__WHAT THE EXERCISE ASKS__. Set out each line from the following listing that includes the word "Mézery".

__INPUT FOR THIS TASK__.
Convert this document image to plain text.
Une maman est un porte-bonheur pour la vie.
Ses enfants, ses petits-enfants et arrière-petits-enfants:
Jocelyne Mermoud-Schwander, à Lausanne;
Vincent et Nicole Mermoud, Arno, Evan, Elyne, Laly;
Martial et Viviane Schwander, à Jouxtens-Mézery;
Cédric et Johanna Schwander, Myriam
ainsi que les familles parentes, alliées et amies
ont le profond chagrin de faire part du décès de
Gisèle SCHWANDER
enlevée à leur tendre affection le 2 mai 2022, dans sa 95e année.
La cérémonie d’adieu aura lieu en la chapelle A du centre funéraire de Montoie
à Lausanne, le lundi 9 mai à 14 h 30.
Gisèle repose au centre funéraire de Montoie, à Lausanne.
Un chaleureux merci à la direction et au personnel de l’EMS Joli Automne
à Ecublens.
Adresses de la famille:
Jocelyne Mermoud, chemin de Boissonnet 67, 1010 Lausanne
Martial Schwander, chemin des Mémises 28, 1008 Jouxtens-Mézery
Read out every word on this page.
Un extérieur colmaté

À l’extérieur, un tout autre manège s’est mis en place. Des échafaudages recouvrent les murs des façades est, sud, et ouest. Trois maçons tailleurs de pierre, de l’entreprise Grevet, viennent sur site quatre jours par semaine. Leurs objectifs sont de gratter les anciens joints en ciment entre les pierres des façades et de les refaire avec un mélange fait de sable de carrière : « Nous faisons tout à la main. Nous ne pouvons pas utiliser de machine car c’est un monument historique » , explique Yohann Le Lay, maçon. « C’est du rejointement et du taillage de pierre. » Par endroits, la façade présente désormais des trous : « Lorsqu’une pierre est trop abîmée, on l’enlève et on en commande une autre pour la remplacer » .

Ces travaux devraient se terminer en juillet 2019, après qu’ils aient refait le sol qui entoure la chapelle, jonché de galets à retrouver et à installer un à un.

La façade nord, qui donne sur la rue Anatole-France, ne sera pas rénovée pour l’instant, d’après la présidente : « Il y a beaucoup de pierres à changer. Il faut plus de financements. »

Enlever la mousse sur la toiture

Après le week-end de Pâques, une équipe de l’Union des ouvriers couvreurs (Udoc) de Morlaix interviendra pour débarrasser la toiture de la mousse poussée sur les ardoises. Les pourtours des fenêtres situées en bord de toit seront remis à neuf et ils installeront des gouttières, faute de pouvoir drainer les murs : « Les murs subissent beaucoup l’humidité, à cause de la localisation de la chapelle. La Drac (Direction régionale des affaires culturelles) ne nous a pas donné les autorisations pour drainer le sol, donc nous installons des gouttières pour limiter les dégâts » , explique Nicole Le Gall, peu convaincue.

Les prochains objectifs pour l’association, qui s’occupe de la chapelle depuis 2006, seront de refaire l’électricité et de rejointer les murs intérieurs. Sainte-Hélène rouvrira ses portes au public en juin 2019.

__REPLY TO THE TASK__.
Martial et Viviane Schwander, à Jouxtens-Mézery;
Martial Schwander, chemin des Mémises 28, 1008 Jouxtens-Mézery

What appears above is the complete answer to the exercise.